- Recorded data

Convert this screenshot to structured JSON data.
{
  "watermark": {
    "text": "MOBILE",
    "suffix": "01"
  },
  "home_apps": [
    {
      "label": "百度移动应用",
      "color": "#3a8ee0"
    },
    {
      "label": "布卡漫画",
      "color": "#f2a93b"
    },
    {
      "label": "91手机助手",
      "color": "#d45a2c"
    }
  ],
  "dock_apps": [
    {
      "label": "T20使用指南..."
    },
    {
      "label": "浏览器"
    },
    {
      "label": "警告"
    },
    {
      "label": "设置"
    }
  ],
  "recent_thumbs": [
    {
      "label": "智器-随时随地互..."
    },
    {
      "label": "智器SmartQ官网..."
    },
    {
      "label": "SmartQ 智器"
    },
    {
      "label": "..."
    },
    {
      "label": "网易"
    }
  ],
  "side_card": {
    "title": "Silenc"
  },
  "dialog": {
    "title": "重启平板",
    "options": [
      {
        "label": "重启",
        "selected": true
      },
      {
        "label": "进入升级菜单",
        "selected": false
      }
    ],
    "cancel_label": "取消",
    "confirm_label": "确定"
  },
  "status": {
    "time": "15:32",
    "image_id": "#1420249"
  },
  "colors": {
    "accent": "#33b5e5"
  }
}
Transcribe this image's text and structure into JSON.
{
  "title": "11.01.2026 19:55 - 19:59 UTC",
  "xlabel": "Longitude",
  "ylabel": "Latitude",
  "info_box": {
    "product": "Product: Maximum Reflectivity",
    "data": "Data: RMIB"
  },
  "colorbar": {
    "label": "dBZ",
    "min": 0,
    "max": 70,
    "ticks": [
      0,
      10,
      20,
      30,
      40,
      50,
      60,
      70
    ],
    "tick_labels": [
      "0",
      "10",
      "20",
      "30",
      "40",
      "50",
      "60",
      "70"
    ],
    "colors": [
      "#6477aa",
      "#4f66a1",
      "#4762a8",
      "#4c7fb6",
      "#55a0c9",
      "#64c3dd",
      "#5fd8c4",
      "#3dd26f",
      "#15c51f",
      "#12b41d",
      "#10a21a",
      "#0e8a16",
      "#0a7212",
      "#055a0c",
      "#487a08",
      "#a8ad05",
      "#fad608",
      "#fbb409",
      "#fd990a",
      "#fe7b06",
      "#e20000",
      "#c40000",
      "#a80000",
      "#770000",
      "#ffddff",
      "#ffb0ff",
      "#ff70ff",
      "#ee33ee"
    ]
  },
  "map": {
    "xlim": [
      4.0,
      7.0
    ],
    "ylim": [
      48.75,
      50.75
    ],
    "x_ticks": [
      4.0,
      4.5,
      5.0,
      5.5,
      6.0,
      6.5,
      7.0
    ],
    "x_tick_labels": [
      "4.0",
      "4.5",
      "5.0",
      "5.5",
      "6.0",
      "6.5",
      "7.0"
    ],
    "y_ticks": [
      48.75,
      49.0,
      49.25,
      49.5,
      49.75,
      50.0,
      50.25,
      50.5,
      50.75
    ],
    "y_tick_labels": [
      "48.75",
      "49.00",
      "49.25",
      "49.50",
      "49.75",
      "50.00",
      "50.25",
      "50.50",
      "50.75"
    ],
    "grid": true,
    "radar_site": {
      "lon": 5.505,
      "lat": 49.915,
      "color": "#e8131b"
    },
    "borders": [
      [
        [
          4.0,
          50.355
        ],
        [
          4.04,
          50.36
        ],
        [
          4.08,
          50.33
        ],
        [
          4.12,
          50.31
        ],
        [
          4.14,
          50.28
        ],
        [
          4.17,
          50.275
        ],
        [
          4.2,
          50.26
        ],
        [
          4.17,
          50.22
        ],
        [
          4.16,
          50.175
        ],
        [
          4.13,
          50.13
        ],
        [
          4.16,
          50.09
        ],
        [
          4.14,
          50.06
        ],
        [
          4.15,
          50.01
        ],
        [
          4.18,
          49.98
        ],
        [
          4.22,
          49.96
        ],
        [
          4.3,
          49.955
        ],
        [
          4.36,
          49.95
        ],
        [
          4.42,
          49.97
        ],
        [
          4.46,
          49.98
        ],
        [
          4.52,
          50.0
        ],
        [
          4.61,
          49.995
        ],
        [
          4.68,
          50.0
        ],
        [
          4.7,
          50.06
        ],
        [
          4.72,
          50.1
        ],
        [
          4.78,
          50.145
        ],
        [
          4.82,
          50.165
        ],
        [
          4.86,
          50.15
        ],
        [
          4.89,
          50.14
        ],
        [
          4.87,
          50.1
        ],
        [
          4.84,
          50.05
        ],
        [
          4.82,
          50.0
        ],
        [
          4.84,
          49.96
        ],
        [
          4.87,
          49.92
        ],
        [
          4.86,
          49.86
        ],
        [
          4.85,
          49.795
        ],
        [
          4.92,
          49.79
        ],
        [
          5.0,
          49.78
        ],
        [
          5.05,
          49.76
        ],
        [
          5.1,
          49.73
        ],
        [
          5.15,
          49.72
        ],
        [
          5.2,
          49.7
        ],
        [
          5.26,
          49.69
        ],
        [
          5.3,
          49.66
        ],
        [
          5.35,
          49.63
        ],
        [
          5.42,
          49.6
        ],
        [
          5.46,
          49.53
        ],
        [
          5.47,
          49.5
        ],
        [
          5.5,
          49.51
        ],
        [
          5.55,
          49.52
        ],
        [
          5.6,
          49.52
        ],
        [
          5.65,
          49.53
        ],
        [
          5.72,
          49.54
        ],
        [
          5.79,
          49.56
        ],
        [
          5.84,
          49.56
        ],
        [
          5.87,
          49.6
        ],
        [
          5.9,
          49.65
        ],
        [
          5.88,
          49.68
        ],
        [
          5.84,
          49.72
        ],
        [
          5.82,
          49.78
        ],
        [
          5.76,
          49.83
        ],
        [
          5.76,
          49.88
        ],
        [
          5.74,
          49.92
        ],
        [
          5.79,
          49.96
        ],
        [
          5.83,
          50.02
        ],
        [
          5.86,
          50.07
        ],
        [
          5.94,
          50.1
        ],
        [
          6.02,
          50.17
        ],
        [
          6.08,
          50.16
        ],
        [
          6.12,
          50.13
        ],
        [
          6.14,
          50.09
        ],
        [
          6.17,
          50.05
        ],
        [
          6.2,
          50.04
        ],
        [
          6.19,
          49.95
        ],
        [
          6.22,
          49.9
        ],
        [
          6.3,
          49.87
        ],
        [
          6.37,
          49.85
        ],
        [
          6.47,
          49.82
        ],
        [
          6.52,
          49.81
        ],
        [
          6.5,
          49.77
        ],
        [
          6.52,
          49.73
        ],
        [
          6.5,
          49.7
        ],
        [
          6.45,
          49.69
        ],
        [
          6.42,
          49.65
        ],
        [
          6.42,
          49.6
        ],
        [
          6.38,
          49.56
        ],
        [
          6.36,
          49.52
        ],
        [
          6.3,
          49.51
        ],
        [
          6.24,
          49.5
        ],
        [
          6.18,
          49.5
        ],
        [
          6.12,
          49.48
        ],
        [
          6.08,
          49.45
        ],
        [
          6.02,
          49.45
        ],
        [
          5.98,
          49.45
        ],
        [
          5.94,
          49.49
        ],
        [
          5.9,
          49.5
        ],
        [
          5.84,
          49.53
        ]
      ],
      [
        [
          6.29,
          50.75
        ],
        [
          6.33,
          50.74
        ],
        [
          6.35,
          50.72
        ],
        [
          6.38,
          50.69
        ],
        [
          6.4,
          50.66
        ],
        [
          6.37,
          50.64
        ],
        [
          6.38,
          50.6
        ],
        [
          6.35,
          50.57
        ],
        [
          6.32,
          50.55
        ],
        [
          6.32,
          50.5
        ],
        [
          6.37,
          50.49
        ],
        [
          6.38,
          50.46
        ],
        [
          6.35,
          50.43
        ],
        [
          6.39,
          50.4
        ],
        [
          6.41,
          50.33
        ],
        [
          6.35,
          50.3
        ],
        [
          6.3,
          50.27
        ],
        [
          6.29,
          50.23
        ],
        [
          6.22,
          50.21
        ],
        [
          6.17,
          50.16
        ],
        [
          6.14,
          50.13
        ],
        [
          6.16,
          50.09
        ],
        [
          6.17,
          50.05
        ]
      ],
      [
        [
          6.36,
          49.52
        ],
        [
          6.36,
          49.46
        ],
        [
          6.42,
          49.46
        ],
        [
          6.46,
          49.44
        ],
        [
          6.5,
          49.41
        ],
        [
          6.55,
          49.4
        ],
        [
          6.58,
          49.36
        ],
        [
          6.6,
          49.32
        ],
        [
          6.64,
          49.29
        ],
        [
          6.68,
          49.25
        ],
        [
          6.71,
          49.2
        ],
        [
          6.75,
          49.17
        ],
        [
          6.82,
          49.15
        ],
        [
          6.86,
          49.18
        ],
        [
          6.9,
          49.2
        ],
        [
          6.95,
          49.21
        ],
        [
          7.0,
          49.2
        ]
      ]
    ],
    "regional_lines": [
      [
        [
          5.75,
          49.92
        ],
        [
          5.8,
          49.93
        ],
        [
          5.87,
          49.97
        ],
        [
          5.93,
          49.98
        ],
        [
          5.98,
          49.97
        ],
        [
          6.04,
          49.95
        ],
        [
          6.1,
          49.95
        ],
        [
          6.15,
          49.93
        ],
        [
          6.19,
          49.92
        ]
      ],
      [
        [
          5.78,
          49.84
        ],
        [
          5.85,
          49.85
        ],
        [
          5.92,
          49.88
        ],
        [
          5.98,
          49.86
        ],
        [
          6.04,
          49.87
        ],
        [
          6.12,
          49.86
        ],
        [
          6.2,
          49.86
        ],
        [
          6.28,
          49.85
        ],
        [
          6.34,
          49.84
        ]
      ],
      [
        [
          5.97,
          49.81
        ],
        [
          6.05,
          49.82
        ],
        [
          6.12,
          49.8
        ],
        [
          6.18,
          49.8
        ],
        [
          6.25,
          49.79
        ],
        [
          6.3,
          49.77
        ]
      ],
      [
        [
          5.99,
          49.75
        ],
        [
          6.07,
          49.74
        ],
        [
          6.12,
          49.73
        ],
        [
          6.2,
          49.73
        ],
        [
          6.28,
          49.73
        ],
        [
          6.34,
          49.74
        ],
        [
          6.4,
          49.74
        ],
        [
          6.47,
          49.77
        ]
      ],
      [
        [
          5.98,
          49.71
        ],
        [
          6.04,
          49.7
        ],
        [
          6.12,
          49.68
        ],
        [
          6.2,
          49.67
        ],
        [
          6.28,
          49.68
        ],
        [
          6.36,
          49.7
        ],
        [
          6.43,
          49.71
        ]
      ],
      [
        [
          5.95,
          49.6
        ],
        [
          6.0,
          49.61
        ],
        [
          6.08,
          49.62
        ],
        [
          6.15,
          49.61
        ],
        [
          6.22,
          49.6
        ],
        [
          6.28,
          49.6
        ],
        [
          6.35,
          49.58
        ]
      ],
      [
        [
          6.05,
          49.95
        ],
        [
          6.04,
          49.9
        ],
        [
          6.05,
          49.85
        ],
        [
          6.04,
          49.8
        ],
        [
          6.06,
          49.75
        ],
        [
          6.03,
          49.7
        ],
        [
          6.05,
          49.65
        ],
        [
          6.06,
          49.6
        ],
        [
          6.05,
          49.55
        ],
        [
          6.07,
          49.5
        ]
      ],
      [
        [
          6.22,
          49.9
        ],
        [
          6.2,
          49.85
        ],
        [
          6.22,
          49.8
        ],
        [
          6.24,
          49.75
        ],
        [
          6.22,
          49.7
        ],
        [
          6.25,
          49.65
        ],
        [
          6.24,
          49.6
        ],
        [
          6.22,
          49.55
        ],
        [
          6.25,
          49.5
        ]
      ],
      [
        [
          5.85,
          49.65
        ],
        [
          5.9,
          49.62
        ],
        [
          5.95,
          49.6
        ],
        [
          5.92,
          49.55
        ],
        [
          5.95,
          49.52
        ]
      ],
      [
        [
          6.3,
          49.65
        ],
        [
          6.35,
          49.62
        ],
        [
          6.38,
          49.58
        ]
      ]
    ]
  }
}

- Goal
Search the entries for the word "this", then gather every line that has it.

- Right answer
Convert this screenshot to structured JSON data.
Transcribe this image's text and structure into JSON.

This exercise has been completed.